Extracted data entries:

· · · · ·

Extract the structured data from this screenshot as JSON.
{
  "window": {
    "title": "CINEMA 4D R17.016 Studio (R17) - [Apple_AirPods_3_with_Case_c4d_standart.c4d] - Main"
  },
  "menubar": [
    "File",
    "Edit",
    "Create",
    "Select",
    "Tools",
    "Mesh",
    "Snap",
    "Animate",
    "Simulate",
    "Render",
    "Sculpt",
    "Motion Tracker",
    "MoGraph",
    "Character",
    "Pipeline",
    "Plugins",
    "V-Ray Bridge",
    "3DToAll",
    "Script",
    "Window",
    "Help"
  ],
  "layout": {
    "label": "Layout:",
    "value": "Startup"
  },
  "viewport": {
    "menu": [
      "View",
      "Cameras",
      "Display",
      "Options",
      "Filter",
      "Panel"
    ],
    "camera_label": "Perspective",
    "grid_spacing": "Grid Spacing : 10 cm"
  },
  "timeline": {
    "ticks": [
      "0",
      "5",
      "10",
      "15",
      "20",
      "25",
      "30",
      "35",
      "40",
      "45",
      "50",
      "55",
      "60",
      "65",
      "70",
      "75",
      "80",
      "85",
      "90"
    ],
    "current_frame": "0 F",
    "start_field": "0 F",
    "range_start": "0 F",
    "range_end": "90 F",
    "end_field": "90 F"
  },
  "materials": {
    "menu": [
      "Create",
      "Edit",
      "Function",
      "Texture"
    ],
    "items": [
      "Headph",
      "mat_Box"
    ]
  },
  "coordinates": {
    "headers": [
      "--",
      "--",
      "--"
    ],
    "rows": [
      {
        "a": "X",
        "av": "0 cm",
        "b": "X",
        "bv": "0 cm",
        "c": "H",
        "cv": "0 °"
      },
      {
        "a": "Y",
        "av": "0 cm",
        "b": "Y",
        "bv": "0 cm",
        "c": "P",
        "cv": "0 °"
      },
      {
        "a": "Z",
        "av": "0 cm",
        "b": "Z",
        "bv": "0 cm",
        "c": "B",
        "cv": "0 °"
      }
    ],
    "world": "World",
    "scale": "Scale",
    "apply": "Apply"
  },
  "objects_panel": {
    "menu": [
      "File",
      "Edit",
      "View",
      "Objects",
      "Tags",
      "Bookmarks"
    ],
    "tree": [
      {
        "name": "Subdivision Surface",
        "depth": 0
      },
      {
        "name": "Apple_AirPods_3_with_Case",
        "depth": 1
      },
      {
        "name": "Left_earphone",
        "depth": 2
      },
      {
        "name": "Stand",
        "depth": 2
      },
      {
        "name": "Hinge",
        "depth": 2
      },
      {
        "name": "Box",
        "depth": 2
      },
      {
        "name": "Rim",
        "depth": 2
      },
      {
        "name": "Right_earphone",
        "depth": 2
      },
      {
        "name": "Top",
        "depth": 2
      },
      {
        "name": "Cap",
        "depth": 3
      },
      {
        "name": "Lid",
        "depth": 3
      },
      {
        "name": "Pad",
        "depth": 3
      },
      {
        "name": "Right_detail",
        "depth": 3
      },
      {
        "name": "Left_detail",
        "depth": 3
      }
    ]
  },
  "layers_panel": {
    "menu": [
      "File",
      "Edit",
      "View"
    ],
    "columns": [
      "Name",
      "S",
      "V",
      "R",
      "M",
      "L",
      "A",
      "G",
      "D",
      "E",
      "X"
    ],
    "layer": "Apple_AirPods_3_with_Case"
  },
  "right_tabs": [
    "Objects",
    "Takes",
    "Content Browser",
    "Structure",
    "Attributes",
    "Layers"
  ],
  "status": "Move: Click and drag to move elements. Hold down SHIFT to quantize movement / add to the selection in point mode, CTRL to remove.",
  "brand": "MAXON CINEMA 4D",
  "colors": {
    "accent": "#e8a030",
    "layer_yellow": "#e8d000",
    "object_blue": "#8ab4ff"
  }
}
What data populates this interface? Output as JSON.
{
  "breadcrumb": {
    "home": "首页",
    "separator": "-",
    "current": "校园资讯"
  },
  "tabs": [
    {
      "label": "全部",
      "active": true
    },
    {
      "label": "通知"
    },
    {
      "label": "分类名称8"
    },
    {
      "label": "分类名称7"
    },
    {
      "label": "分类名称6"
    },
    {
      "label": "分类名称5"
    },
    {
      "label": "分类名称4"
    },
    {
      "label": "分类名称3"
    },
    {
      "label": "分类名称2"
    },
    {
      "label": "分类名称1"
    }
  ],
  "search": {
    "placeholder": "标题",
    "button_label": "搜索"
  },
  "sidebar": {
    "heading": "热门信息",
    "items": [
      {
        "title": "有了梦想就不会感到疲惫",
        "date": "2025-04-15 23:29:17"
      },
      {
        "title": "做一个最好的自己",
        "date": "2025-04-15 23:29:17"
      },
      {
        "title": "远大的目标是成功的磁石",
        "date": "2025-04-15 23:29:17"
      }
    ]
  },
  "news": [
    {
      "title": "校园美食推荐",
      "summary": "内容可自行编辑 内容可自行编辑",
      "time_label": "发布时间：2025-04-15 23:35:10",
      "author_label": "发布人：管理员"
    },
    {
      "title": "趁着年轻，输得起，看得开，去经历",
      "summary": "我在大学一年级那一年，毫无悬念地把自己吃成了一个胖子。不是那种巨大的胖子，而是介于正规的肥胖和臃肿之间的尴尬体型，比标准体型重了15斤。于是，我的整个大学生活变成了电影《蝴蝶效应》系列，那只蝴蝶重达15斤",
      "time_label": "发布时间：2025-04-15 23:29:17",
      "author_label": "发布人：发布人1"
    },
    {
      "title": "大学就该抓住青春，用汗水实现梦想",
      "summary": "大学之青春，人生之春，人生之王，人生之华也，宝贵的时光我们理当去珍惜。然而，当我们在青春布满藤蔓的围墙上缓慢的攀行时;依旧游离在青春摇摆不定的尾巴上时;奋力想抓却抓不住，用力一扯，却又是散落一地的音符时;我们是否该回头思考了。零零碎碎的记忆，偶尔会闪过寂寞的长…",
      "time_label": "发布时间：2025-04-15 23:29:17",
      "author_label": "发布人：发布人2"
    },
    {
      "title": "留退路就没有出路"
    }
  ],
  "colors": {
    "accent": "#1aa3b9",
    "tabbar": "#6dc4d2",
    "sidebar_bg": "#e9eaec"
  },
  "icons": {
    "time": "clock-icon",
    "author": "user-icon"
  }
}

· · · · ·

**Stated task**:
Extract the complete set of records unchanged.

**Solution to this exercise**:
Extract the structured data from this screenshot as JSON.
{
  "window": {
    "title": "CINEMA 4D R17.016 Studio (R17) - [Apple_AirPods_3_with_Case_c4d_standart.c4d] - Main"
  },
  "menubar": [
    "File",
    "Edit",
    "Create",
    "Select",
    "Tools",
    "Mesh",
    "Snap",
    "Animate",
    "Simulate",
    "Render",
    "Sculpt",
    "Motion Tracker",
    "MoGraph",
    "Character",
    "Pipeline",
    "Plugins",
    "V-Ray Bridge",
    "3DToAll",
    "Script",
    "Window",
    "Help"
  ],
  "layout": {
    "label": "Layout:",
    "value": "Startup"
  },
  "viewport": {
    "menu": [
      "View",
      "Cameras",
      "Display",
      "Options",
      "Filter",
      "Panel"
    ],
    "camera_label": "Perspective",
    "grid_spacing": "Grid Spacing : 10 cm"
  },
  "timeline": {
    "ticks": [
      "0",
      "5",
      "10",
      "15",
      "20",
      "25",
      "30",
      "35",
      "40",
      "45",
      "50",
      "55",
      "60",
      "65",
      "70",
      "75",
      "80",
      "85",
      "90"
    ],
    "current_frame": "0 F",
    "start_field": "0 F",
    "range_start": "0 F",
    "range_end": "90 F",
    "end_field": "90 F"
  },
  "materials": {
    "menu": [
      "Create",
      "Edit",
      "Function",
      "Texture"
    ],
    "items": [
      "Headph",
      "mat_Box"
    ]
  },
  "coordinates": {
    "headers": [
      "--",
      "--",
      "--"
    ],
    "rows": [
      {
        "a": "X",
        "av": "0 cm",
        "b": "X",
        "bv": "0 cm",
        "c": "H",
        "cv": "0 °"
      },
      {
        "a": "Y",
        "av": "0 cm",
        "b": "Y",
        "bv": "0 cm",
        "c": "P",
        "cv": "0 °"
      },
      {
        "a": "Z",
        "av": "0 cm",
        "b": "Z",
        "bv": "0 cm",
        "c": "B",
        "cv": "0 °"
      }
    ],
    "world": "World",
    "scale": "Scale",
    "apply": "Apply"
  },
  "objects_panel": {
    "menu": [
      "File",
      "Edit",
      "View",
      "Objects",
      "Tags",
      "Bookmarks"
    ],
    "tree": [
      {
        "name": "Subdivision Surface",
        "depth": 0
      },
      {
        "name": "Apple_AirPods_3_with_Case",
        "depth": 1
      },
      {
        "name": "Left_earphone",
        "depth": 2
      },
      {
        "name": "Stand",
        "depth": 2
      },
      {
        "name": "Hinge",
        "depth": 2
      },
      {
        "name": "Box",
        "depth": 2
      },
      {
        "name": "Rim",
        "depth": 2
      },
      {
        "name": "Right_earphone",
        "depth": 2
      },
      {
        "name": "Top",
        "depth": 2
      },
      {
        "name": "Cap",
        "depth": 3
      },
      {
        "name": "Lid",
        "depth": 3
      },
      {
        "name": "Pad",
        "depth": 3
      },
      {
        "name": "Right_detail",
        "depth": 3
      },
      {
        "name": "Left_detail",
        "depth": 3
      }
    ]
  },
  "layers_panel": {
    "menu": [
      "File",
      "Edit",
      "View"
    ],
    "columns": [
      "Name",
      "S",
      "V",
      "R",
      "M",
      "L",
      "A",
      "G",
      "D",
      "E",
      "X"
    ],
    "layer": "Apple_AirPods_3_with_Case"
  },
  "right_tabs": [
    "Objects",
    "Takes",
    "Content Browser",
    "Structure",
    "Attributes",
    "Layers"
  ],
  "status": "Move: Click and drag to move elements. Hold down SHIFT to quantize movement / add to the selection in point mode, CTRL to remove.",
  "brand": "MAXON CINEMA 4D",
  "colors": {
    "accent": "#e8a030",
    "layer_yellow": "#e8d000",
    "object_blue": "#8ab4ff"
  }
}
What data populates this interface? Output as JSON.
{
  "breadcrumb": {
    "home": "首页",
    "separator": "-",
    "current": "校园资讯"
  },
  "tabs": [
    {
      "label": "全部",
      "active": true
    },
    {
      "label": "通知"
    },
    {
      "label": "分类名称8"
    },
    {
      "label": "分类名称7"
    },
    {
      "label": "分类名称6"
    },
    {
      "label": "分类名称5"
    },
    {
      "label": "分类名称4"
    },
    {
      "label": "分类名称3"
    },
    {
      "label": "分类名称2"
    },
    {
      "label": "分类名称1"
    }
  ],
  "search": {
    "placeholder": "标题",
    "button_label": "搜索"
  },
  "sidebar": {
    "heading": "热门信息",
    "items": [
      {
        "title": "有了梦想就不会感到疲惫",
        "date": "2025-04-15 23:29:17"
      },
      {
        "title": "做一个最好的自己",
        "date": "2025-04-15 23:29:17"
      },
      {
        "title": "远大的目标是成功的磁石",
        "date": "2025-04-15 23:29:17"
      }
    ]
  },
  "news": [
    {
      "title": "校园美食推荐",
      "summary": "内容可自行编辑 内容可自行编辑",
      "time_label": "发布时间：2025-04-15 23:35:10",
      "author_label": "发布人：管理员"
    },
    {
      "title": "趁着年轻，输得起，看得开，去经历",
      "summary": "我在大学一年级那一年，毫无悬念地把自己吃成了一个胖子。不是那种巨大的胖子，而是介于正规的肥胖和臃肿之间的尴尬体型，比标准体型重了15斤。于是，我的整个大学生活变成了电影《蝴蝶效应》系列，那只蝴蝶重达15斤",
      "time_label": "发布时间：2025-04-15 23:29:17",
      "author_label": "发布人：发布人1"
    },
    {
      "title": "大学就该抓住青春，用汗水实现梦想",
      "summary": "大学之青春，人生之春，人生之王，人生之华也，宝贵的时光我们理当去珍惜。然而，当我们在青春布满藤蔓的围墙上缓慢的攀行时;依旧游离在青春摇摆不定的尾巴上时;奋力想抓却抓不住，用力一扯，却又是散落一地的音符时;我们是否该回头思考了。零零碎碎的记忆，偶尔会闪过寂寞的长…",
      "time_label": "发布时间：2025-04-15 23:29:17",
      "author_label": "发布人：发布人2"
    },
    {
      "title": "留退路就没有出路"
    }
  ],
  "colors": {
    "accent": "#1aa3b9",
    "tabbar": "#6dc4d2",
    "sidebar_bg": "#e9eaec"
  },
  "icons": {
    "time": "clock-icon",
    "author": "user-icon"
  }
}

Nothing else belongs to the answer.